[START]

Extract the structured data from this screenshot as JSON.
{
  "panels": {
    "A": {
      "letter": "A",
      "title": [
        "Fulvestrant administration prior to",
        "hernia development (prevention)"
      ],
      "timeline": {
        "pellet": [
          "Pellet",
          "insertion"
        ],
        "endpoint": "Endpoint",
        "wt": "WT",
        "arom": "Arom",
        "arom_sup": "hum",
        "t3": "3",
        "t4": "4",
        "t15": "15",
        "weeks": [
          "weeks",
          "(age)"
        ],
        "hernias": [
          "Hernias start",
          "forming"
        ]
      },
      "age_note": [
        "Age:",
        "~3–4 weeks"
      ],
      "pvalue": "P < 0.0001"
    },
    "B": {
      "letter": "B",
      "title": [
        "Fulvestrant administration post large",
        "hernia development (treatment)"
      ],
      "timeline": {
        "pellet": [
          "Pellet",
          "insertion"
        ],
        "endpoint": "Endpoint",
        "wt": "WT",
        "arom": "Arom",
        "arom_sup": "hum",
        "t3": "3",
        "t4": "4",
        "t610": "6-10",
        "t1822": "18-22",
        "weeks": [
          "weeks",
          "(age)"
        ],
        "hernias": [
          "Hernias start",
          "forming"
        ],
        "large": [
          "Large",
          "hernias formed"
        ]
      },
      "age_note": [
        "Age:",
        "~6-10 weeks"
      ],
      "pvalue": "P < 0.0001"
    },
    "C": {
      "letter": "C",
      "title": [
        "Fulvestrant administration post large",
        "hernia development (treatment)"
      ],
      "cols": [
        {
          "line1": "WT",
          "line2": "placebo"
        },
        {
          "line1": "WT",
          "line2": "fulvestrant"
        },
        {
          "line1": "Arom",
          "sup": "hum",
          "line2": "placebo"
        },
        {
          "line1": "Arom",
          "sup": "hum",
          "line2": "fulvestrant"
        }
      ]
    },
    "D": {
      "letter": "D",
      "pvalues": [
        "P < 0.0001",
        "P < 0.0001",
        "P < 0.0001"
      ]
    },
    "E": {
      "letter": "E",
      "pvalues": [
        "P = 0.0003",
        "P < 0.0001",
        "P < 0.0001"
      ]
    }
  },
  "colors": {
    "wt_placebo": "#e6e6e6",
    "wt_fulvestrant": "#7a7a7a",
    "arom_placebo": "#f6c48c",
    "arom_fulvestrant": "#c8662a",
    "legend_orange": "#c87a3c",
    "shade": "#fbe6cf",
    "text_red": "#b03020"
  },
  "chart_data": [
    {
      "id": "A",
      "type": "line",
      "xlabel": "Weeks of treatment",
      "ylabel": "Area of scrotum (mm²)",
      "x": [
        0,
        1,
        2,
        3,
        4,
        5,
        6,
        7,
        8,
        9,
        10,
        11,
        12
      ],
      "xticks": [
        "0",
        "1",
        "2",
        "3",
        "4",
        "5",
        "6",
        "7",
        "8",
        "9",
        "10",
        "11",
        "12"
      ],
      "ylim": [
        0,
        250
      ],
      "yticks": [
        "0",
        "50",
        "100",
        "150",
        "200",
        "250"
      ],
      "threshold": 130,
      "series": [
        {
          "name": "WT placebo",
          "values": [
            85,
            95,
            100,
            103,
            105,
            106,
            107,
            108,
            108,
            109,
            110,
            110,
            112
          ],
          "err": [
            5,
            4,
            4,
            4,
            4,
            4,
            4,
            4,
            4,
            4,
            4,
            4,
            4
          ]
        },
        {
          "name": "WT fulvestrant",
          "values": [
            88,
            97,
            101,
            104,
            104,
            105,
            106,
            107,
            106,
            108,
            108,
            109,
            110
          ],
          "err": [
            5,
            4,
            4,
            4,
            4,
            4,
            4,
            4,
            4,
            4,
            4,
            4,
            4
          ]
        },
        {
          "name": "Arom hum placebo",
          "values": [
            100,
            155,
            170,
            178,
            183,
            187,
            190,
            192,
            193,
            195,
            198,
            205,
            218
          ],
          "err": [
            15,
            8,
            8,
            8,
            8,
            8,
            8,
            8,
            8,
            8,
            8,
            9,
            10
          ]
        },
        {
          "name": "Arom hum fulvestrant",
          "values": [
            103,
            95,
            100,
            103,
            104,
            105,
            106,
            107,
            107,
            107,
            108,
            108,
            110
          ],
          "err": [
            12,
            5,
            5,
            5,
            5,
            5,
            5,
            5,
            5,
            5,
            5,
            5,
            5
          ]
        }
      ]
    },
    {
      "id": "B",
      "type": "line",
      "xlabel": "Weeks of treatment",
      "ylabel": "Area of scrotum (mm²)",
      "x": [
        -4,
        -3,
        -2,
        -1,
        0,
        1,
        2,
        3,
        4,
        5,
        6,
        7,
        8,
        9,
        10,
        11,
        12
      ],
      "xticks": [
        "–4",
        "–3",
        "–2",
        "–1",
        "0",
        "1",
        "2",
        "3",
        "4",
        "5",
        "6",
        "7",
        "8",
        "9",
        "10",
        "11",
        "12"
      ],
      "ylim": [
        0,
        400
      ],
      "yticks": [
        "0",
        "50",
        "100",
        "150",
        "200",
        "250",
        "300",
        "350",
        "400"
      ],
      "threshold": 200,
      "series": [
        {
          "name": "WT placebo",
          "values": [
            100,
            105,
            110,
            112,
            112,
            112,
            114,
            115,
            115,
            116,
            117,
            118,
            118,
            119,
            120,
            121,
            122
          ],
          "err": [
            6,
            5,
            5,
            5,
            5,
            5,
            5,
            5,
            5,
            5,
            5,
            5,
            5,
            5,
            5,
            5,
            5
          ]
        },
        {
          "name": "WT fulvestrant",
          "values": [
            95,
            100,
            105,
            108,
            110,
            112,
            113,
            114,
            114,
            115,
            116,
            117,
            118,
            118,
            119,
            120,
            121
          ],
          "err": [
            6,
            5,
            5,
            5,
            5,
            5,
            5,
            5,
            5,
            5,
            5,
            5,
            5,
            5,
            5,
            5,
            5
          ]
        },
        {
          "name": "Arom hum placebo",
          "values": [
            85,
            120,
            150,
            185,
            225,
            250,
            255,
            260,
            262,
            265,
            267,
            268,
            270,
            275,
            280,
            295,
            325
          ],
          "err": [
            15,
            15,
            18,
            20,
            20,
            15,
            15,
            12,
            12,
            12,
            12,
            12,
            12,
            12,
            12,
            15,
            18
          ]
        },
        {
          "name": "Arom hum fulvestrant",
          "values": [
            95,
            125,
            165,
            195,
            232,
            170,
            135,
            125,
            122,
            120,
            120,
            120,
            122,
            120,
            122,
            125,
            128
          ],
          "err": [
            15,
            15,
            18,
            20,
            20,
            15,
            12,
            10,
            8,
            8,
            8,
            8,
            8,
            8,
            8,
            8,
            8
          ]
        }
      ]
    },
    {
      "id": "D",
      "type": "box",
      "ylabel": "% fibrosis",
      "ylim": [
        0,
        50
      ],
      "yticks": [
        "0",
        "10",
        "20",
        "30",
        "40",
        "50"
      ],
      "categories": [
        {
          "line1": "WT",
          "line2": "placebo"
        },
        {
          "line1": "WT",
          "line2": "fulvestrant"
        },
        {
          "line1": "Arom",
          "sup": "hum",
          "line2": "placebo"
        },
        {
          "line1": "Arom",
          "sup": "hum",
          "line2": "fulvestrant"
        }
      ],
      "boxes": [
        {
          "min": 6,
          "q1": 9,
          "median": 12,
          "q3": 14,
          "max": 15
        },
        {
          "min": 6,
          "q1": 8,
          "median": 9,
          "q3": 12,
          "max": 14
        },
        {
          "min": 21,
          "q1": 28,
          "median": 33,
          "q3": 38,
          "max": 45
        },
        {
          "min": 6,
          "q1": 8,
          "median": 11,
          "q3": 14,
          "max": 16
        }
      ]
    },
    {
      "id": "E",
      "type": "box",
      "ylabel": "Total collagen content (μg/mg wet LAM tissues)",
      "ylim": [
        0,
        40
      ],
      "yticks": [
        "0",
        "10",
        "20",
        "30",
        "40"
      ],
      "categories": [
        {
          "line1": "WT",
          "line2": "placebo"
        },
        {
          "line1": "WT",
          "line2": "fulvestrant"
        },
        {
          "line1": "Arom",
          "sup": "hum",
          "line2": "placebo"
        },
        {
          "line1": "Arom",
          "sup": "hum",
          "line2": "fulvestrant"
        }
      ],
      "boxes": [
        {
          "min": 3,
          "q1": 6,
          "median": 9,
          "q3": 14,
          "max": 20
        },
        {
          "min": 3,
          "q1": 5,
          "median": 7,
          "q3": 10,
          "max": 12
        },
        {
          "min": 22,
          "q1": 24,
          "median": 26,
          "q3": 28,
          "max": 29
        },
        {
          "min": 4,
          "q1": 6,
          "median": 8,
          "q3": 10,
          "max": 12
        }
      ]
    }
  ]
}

[END]

**Requirements**: Check each line above for the word "letter" and copy the ones that have it.

**Solution to this task**:
      "letter": "A",
      "letter": "B",
      "letter": "C",
      "letter": "D",
      "letter": "E",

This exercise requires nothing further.